* _EXERCISE PROMPT_: Print each line of the listing below without any alteration, omitting the pictures.

Layout annotation data:

--- BEGIN ---

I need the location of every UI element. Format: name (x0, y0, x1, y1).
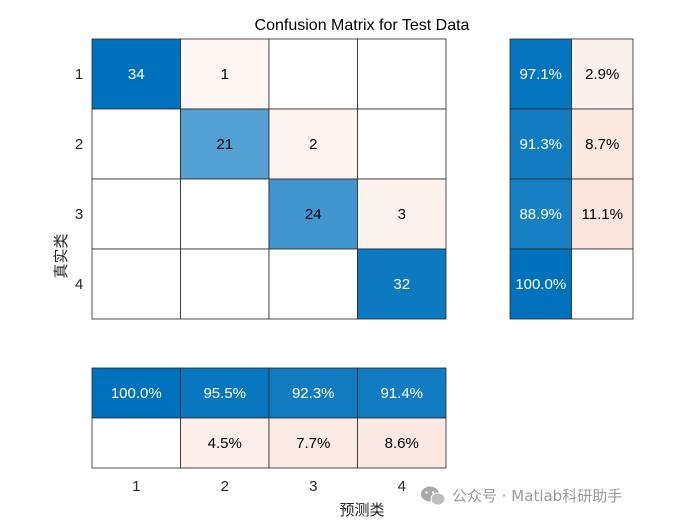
y-axis-label: 真实类 (52, 233, 70, 278)
x-axis-ticks: 1 2 3 4 (132, 478, 406, 495)
matrix-cell (357, 108, 447, 180)
matrix-cell (91, 38, 181, 110)
y-tick-label: 3 (75, 206, 83, 223)
column-summary-incorrect-value: 4.5% (208, 435, 242, 452)
matrix-cell (268, 178, 358, 250)
column-summary-correct-cell (180, 367, 270, 419)
matrix-cell (91, 248, 181, 320)
column-summary-correct-value: 100.0% (111, 385, 162, 402)
matrix-cell (180, 38, 270, 110)
watermark-text: 公众号 · Matlab科研助手 (452, 487, 622, 505)
matrix-cell (180, 178, 270, 250)
row-summary-correct-value: 88.9% (519, 206, 562, 223)
matrix-cell-value: 34 (128, 66, 145, 83)
matrix-cell (268, 108, 358, 180)
matrix-cell (91, 178, 181, 250)
matrix-cell-value: 21 (216, 136, 233, 153)
matrix-cell-value: 32 (393, 276, 410, 293)
row-summary-incorrect-value: 2.9% (585, 66, 619, 83)
y-tick-label: 1 (75, 66, 83, 83)
column-summary-correct-value: 91.4% (380, 385, 423, 402)
chart-title: Confusion Matrix for Test Data (255, 17, 470, 34)
column-summary-incorrect-cell (357, 417, 447, 469)
row-summary-incorrect-cell (571, 108, 634, 180)
column-summary-correct-cell (268, 367, 358, 419)
column-summary-correct-value: 95.5% (203, 385, 246, 402)
y-tick-label: 2 (75, 136, 83, 153)
row-summary-correct-cell (509, 248, 572, 320)
matrix-cell-value: 1 (221, 66, 229, 83)
wechat-icon (421, 486, 446, 506)
matrix-cell (357, 178, 447, 250)
row-summary-correct-value: 100.0% (515, 276, 566, 293)
matrix-cell (180, 248, 270, 320)
column-summary-incorrect-value: 8.6% (385, 435, 419, 452)
matrix-cell (357, 38, 447, 110)
matrix-cell (268, 38, 358, 110)
column-summary-incorrect-cell (180, 417, 270, 469)
column-summary-grid: 100.0% 95.5% 4.5% 92.3% 7.7% 91.4% 8.6% (91, 367, 447, 469)
matrix-cell-value: 3 (398, 206, 406, 223)
matrix-cell (91, 108, 181, 180)
matrix-cell (180, 108, 270, 180)
column-summary-incorrect-cell (268, 417, 358, 469)
x-tick-label: 2 (221, 478, 229, 495)
row-summary-incorrect-value: 8.7% (585, 136, 619, 153)
column-summary-incorrect-cell (91, 417, 181, 469)
y-axis-ticks: 1 2 3 4 (75, 66, 83, 293)
row-summary-correct-cell (509, 178, 572, 250)
matrix-cell (268, 248, 358, 320)
confusion-matrix-grid: 34 1 21 2 24 3 32 (91, 38, 447, 320)
row-summary-correct-value: 97.1% (519, 66, 562, 83)
x-tick-label: 3 (309, 478, 317, 495)
row-summary-grid: 97.1% 2.9% 91.3% 8.7% 88.9% 11.1% 100.0% (509, 38, 634, 320)
row-summary-incorrect-cell (571, 248, 634, 320)
x-axis-label: 预测类 (339, 501, 384, 519)
row-summary-correct-cell (509, 38, 572, 110)
row-summary-incorrect-cell (571, 178, 634, 250)
x-tick-label: 4 (398, 478, 406, 495)
row-summary-incorrect-value: 11.1% (582, 206, 623, 223)
column-summary-correct-value: 92.3% (292, 385, 335, 402)
matrix-cell-value: 2 (309, 136, 317, 153)
matrix-cell (357, 248, 447, 320)
x-tick-label: 1 (132, 478, 140, 495)
matrix-cell-value: 24 (305, 206, 322, 223)
row-summary-correct-cell (509, 108, 572, 180)
column-summary-incorrect-value: 7.7% (296, 435, 330, 452)
watermark: 公众号 · Matlab科研助手 (421, 486, 622, 506)
row-summary-correct-value: 91.3% (519, 136, 562, 153)
column-summary-correct-cell (357, 367, 447, 419)
y-tick-label: 4 (75, 276, 83, 293)
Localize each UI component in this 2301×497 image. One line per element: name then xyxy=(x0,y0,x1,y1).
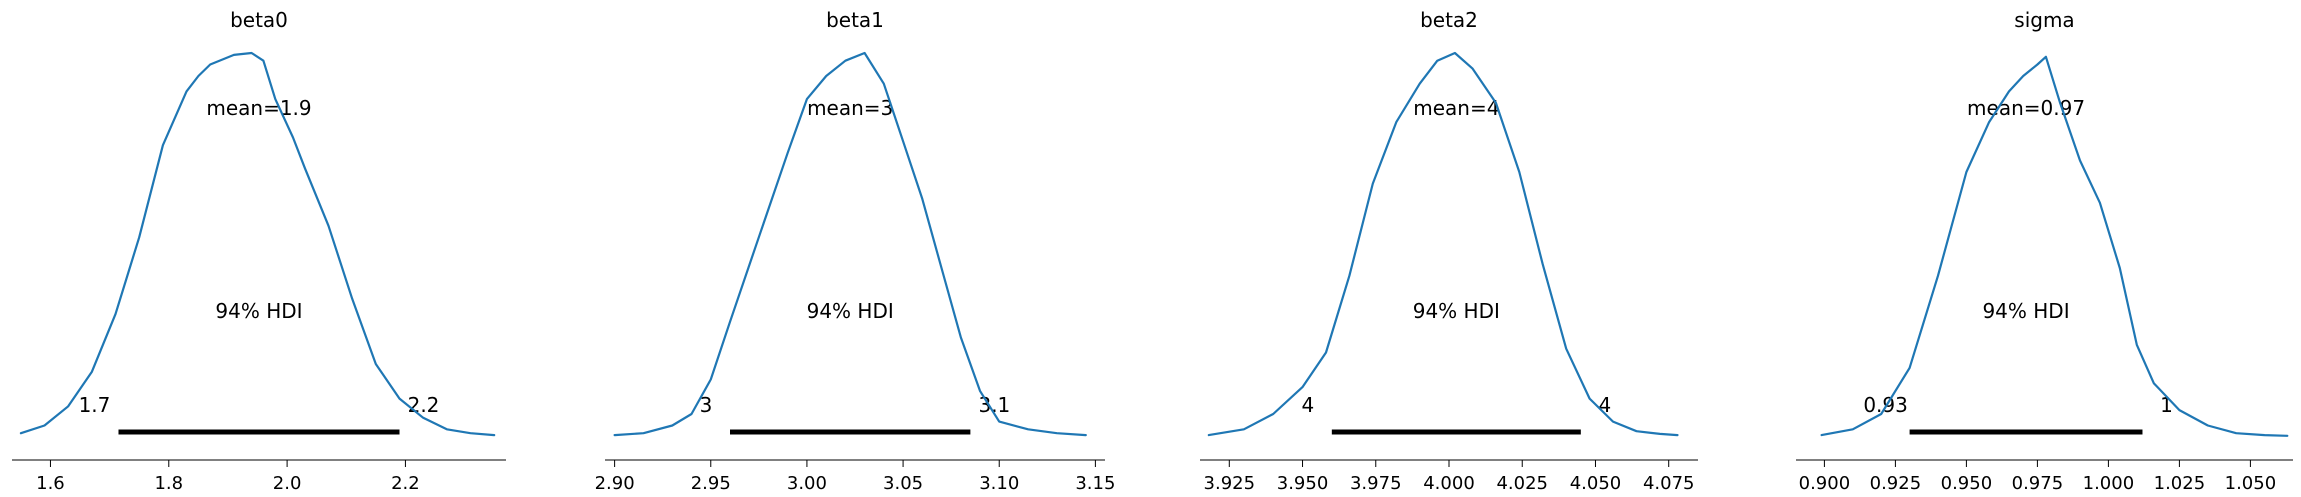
x-tick-label: 3.925 xyxy=(1204,473,1256,494)
x-tick-label: 4.025 xyxy=(1496,473,1548,494)
x-tick-label: 4.050 xyxy=(1570,473,1622,494)
panel-title-sigma: sigma xyxy=(2014,8,2074,32)
panel-beta1: beta1 mean=3 94% HDI 3 3.1 2.90 2.95 3.0… xyxy=(595,8,1116,494)
hdi-high-label-beta0: 2.2 xyxy=(408,393,440,417)
hdi-label-beta1: 94% HDI xyxy=(807,299,894,323)
x-tick-label: 3.05 xyxy=(883,473,923,494)
hdi-low-label-beta1: 3 xyxy=(700,393,713,417)
x-tick-label: 0.900 xyxy=(1799,473,1851,494)
x-tick-label: 1.025 xyxy=(2154,473,2206,494)
x-tick-label: 3.00 xyxy=(787,473,827,494)
x-tick-label: 4.000 xyxy=(1423,473,1475,494)
hdi-label-sigma: 94% HDI xyxy=(1982,299,2069,323)
x-tick-label: 2.0 xyxy=(273,473,302,494)
x-tick-label: 3.975 xyxy=(1350,473,1402,494)
panel-beta0: beta0 mean=1.9 94% HDI 1.7 2.2 1.6 1.8 2… xyxy=(12,8,506,494)
x-tick-label: 3.950 xyxy=(1277,473,1329,494)
x-tick-label: 4.075 xyxy=(1643,473,1695,494)
panel-beta2: beta2 mean=4 94% HDI 4 4 3.925 3.950 3.9… xyxy=(1200,8,1698,494)
x-tick-label: 0.925 xyxy=(1870,473,1922,494)
hdi-label-beta2: 94% HDI xyxy=(1413,299,1500,323)
density-curve xyxy=(1820,55,2289,437)
hdi-label-beta0: 94% HDI xyxy=(215,299,302,323)
panel-sigma: sigma mean=0.97 94% HDI 0.93 1 0.900 0.9… xyxy=(1796,8,2293,494)
x-tick-label: 1.000 xyxy=(2083,473,2135,494)
mean-label-beta0: mean=1.9 xyxy=(206,96,311,120)
hdi-low-label-beta2: 4 xyxy=(1301,393,1314,417)
mean-label-sigma: mean=0.97 xyxy=(1967,96,2085,120)
hdi-low-label-beta0: 1.7 xyxy=(79,393,111,417)
density-curve xyxy=(19,51,496,437)
panel-title-beta0: beta0 xyxy=(230,8,288,32)
panel-title-beta1: beta1 xyxy=(826,8,884,32)
x-tick-label: 1.050 xyxy=(2225,473,2277,494)
mean-label-beta1: mean=3 xyxy=(807,96,893,120)
x-tick-label: 0.950 xyxy=(1941,473,1993,494)
x-tick-label: 2.2 xyxy=(391,473,420,494)
x-tick-label: 2.95 xyxy=(691,473,731,494)
panel-title-beta2: beta2 xyxy=(1420,8,1478,32)
density-curve xyxy=(613,51,1087,437)
x-tick-label: 3.15 xyxy=(1075,473,1115,494)
x-tick-label: 3.10 xyxy=(979,473,1019,494)
mean-label-beta2: mean=4 xyxy=(1413,96,1499,120)
x-tick-label: 1.8 xyxy=(154,473,183,494)
density-curve xyxy=(1207,51,1679,437)
x-tick-label: 2.90 xyxy=(595,473,635,494)
x-tick-label: 1.6 xyxy=(36,473,65,494)
x-tick-label: 0.975 xyxy=(2012,473,2064,494)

--- END ---

* _TASK RESULT_:
I need the location of every UI element. Format: name (x0, y0, x1, y1).
y-axis-label: 真实类 (52, 233, 70, 278)
x-axis-ticks: 1 2 3 4 (132, 478, 406, 495)
matrix-cell (357, 108, 447, 180)
matrix-cell (91, 38, 181, 110)
y-tick-label: 3 (75, 206, 83, 223)
column-summary-incorrect-value: 4.5% (208, 435, 242, 452)
matrix-cell (268, 178, 358, 250)
column-summary-correct-cell (180, 367, 270, 419)
matrix-cell (91, 248, 181, 320)
column-summary-correct-value: 100.0% (111, 385, 162, 402)
matrix-cell (180, 38, 270, 110)
watermark-text: 公众号 · Matlab科研助手 (452, 487, 622, 505)
matrix-cell (180, 178, 270, 250)
row-summary-correct-value: 88.9% (519, 206, 562, 223)
matrix-cell-value: 34 (128, 66, 145, 83)
matrix-cell (268, 108, 358, 180)
matrix-cell (91, 178, 181, 250)
matrix-cell-value: 21 (216, 136, 233, 153)
matrix-cell-value: 32 (393, 276, 410, 293)
row-summary-incorrect-value: 2.9% (585, 66, 619, 83)
y-tick-label: 1 (75, 66, 83, 83)
column-summary-correct-value: 91.4% (380, 385, 423, 402)
chart-title: Confusion Matrix for Test Data (255, 17, 470, 34)
column-summary-incorrect-cell (357, 417, 447, 469)
row-summary-incorrect-cell (571, 108, 634, 180)
column-summary-correct-cell (268, 367, 358, 419)
column-summary-correct-value: 95.5% (203, 385, 246, 402)
y-tick-label: 2 (75, 136, 83, 153)
row-summary-correct-cell (509, 248, 572, 320)
matrix-cell-value: 1 (221, 66, 229, 83)
wechat-icon (421, 486, 446, 506)
matrix-cell (357, 178, 447, 250)
row-summary-correct-value: 100.0% (515, 276, 566, 293)
matrix-cell (180, 248, 270, 320)
column-summary-incorrect-value: 8.6% (385, 435, 419, 452)
matrix-cell (357, 38, 447, 110)
matrix-cell (268, 38, 358, 110)
column-summary-incorrect-cell (180, 417, 270, 469)
column-summary-grid: 100.0% 95.5% 4.5% 92.3% 7.7% 91.4% 8.6% (91, 367, 447, 469)
matrix-cell-value: 3 (398, 206, 406, 223)
matrix-cell (91, 108, 181, 180)
matrix-cell (180, 108, 270, 180)
column-summary-incorrect-cell (268, 417, 358, 469)
x-tick-label: 2 (221, 478, 229, 495)
row-summary-incorrect-value: 8.7% (585, 136, 619, 153)
column-summary-incorrect-cell (91, 417, 181, 469)
y-axis-ticks: 1 2 3 4 (75, 66, 83, 293)
row-summary-correct-cell (509, 178, 572, 250)
matrix-cell (268, 248, 358, 320)
confusion-matrix-grid: 34 1 21 2 24 3 32 (91, 38, 447, 320)
row-summary-correct-value: 97.1% (519, 66, 562, 83)
x-tick-label: 3 (309, 478, 317, 495)
row-summary-grid: 97.1% 2.9% 91.3% 8.7% 88.9% 11.1% 100.0% (509, 38, 634, 320)
row-summary-incorrect-cell (571, 248, 634, 320)
x-axis-label: 预测类 (339, 501, 384, 519)
row-summary-correct-cell (509, 38, 572, 110)
row-summary-incorrect-cell (571, 178, 634, 250)
x-tick-label: 4 (398, 478, 406, 495)
row-summary-incorrect-value: 11.1% (582, 206, 623, 223)
column-summary-correct-value: 92.3% (292, 385, 335, 402)
matrix-cell-value: 2 (309, 136, 317, 153)
matrix-cell (357, 248, 447, 320)
x-tick-label: 1 (132, 478, 140, 495)
matrix-cell-value: 24 (305, 206, 322, 223)
row-summary-correct-cell (509, 108, 572, 180)
column-summary-incorrect-value: 7.7% (296, 435, 330, 452)
watermark: 公众号 · Matlab科研助手 (421, 486, 622, 506)
row-summary-correct-value: 91.3% (519, 136, 562, 153)
column-summary-correct-cell (357, 367, 447, 419)
y-tick-label: 4 (75, 276, 83, 293)
Localize each UI component in this 2301×497 image. One line per element: name then xyxy=(x0,y0,x1,y1).
x-tick-label: 3.925 xyxy=(1204,473,1256,494)
x-tick-label: 4.025 xyxy=(1496,473,1548,494)
x-tick-label: 4.050 xyxy=(1570,473,1622,494)
panel-title-sigma: sigma xyxy=(2014,8,2074,32)
panel-beta1: beta1 mean=3 94% HDI 3 3.1 2.90 2.95 3.0… xyxy=(595,8,1116,494)
hdi-high-label-beta0: 2.2 xyxy=(408,393,440,417)
hdi-label-beta1: 94% HDI xyxy=(807,299,894,323)
x-tick-label: 3.05 xyxy=(883,473,923,494)
hdi-low-label-beta1: 3 xyxy=(700,393,713,417)
x-tick-label: 0.900 xyxy=(1799,473,1851,494)
x-tick-label: 1.025 xyxy=(2154,473,2206,494)
x-tick-label: 3.00 xyxy=(787,473,827,494)
x-tick-label: 4.000 xyxy=(1423,473,1475,494)
hdi-label-sigma: 94% HDI xyxy=(1982,299,2069,323)
x-tick-label: 2.0 xyxy=(273,473,302,494)
x-tick-label: 3.975 xyxy=(1350,473,1402,494)
panel-beta0: beta0 mean=1.9 94% HDI 1.7 2.2 1.6 1.8 2… xyxy=(12,8,506,494)
x-tick-label: 3.950 xyxy=(1277,473,1329,494)
x-tick-label: 4.075 xyxy=(1643,473,1695,494)
panel-beta2: beta2 mean=4 94% HDI 4 4 3.925 3.950 3.9… xyxy=(1200,8,1698,494)
x-tick-label: 0.925 xyxy=(1870,473,1922,494)
hdi-label-beta2: 94% HDI xyxy=(1413,299,1500,323)
density-curve xyxy=(1820,55,2289,437)
hdi-label-beta0: 94% HDI xyxy=(215,299,302,323)
panel-sigma: sigma mean=0.97 94% HDI 0.93 1 0.900 0.9… xyxy=(1796,8,2293,494)
x-tick-label: 1.000 xyxy=(2083,473,2135,494)
mean-label-beta0: mean=1.9 xyxy=(206,96,311,120)
hdi-low-label-beta2: 4 xyxy=(1301,393,1314,417)
mean-label-sigma: mean=0.97 xyxy=(1967,96,2085,120)
hdi-low-label-beta0: 1.7 xyxy=(79,393,111,417)
density-curve xyxy=(19,51,496,437)
panel-title-beta0: beta0 xyxy=(230,8,288,32)
panel-title-beta1: beta1 xyxy=(826,8,884,32)
x-tick-label: 1.050 xyxy=(2225,473,2277,494)
mean-label-beta1: mean=3 xyxy=(807,96,893,120)
x-tick-label: 0.950 xyxy=(1941,473,1993,494)
x-tick-label: 2.2 xyxy=(391,473,420,494)
x-tick-label: 2.95 xyxy=(691,473,731,494)
panel-title-beta2: beta2 xyxy=(1420,8,1478,32)
density-curve xyxy=(613,51,1087,437)
x-tick-label: 3.15 xyxy=(1075,473,1115,494)
x-tick-label: 3.10 xyxy=(979,473,1019,494)
mean-label-beta2: mean=4 xyxy=(1413,96,1499,120)
x-tick-label: 1.8 xyxy=(154,473,183,494)
density-curve xyxy=(1207,51,1679,437)
x-tick-label: 2.90 xyxy=(595,473,635,494)
x-tick-label: 1.6 xyxy=(36,473,65,494)
x-tick-label: 0.975 xyxy=(2012,473,2064,494)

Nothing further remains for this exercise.